[What the task requires]: Count how many lines contain the word "this". Respond with the number alone.
──────────────────────────────
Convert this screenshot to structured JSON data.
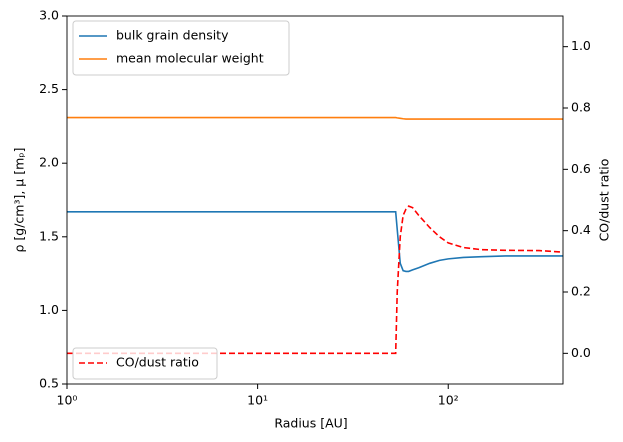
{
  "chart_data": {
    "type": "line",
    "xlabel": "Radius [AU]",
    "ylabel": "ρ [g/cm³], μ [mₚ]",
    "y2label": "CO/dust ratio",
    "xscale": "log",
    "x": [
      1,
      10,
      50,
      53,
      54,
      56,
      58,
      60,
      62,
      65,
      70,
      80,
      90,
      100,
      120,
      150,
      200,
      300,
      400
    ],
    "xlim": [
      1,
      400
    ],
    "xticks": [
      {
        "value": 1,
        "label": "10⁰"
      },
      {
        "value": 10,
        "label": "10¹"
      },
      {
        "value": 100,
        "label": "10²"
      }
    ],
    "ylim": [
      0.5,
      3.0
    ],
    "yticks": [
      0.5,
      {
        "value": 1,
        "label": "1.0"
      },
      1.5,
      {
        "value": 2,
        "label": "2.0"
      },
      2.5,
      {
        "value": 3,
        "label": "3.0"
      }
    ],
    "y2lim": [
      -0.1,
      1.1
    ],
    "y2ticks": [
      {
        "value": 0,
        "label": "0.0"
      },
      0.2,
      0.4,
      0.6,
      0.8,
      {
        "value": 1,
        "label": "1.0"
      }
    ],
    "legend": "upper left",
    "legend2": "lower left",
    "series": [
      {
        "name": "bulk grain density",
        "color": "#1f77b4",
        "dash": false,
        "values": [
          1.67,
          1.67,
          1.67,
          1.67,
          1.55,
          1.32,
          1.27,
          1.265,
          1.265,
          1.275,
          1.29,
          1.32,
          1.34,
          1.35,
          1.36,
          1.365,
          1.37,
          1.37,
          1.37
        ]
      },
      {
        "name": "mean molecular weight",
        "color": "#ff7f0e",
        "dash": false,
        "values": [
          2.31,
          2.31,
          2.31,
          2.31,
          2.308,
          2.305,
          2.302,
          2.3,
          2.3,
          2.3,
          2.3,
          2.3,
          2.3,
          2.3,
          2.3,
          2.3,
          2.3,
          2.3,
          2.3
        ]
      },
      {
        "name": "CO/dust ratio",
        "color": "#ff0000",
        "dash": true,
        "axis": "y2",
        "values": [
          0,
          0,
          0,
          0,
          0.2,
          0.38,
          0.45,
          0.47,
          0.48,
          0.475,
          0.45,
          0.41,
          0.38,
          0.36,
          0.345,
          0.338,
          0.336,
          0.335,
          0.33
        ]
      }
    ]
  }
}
──────────────────────────────
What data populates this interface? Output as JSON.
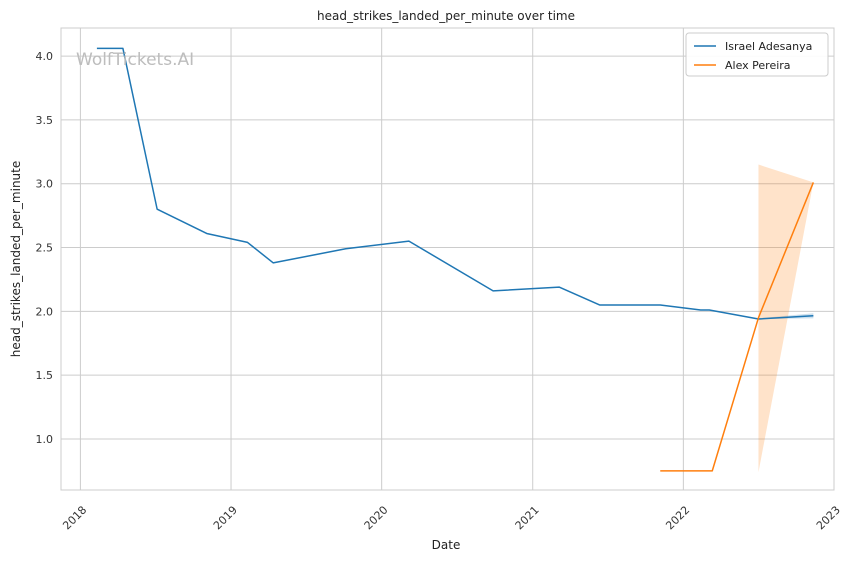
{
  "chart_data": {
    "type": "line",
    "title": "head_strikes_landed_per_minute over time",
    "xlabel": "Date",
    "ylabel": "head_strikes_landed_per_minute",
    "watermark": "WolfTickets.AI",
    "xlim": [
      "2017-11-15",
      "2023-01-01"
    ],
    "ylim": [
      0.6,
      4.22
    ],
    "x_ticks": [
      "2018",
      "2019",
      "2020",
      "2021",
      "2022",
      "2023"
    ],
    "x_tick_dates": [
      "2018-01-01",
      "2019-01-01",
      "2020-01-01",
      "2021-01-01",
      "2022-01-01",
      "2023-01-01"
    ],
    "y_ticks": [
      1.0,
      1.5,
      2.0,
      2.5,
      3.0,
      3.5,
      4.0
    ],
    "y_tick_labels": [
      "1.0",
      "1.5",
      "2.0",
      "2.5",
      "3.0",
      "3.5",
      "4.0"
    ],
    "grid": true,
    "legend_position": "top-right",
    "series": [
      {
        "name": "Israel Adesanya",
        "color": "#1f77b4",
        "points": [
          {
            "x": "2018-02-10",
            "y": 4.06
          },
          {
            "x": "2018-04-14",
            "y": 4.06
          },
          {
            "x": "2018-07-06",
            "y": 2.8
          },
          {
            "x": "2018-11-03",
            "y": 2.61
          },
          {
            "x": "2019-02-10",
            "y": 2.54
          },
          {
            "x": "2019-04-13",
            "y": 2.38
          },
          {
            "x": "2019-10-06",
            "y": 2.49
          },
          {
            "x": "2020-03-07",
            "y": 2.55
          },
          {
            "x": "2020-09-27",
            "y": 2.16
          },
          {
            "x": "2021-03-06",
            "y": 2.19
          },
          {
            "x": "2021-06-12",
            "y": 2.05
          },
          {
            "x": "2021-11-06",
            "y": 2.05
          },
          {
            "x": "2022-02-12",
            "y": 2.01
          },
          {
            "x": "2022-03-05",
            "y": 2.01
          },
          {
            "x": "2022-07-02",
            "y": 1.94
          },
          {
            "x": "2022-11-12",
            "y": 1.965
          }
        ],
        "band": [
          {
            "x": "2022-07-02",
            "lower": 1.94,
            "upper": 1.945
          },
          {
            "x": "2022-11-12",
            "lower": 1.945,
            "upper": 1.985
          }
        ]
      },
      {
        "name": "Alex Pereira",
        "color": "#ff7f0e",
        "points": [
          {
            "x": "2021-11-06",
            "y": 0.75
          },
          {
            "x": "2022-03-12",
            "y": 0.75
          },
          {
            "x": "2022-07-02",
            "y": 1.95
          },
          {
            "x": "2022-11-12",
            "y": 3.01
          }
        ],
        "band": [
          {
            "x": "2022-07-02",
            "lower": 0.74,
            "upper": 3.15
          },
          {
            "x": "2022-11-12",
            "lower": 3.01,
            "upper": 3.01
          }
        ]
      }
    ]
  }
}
──────────────────────────────
[Finished exercise]: 2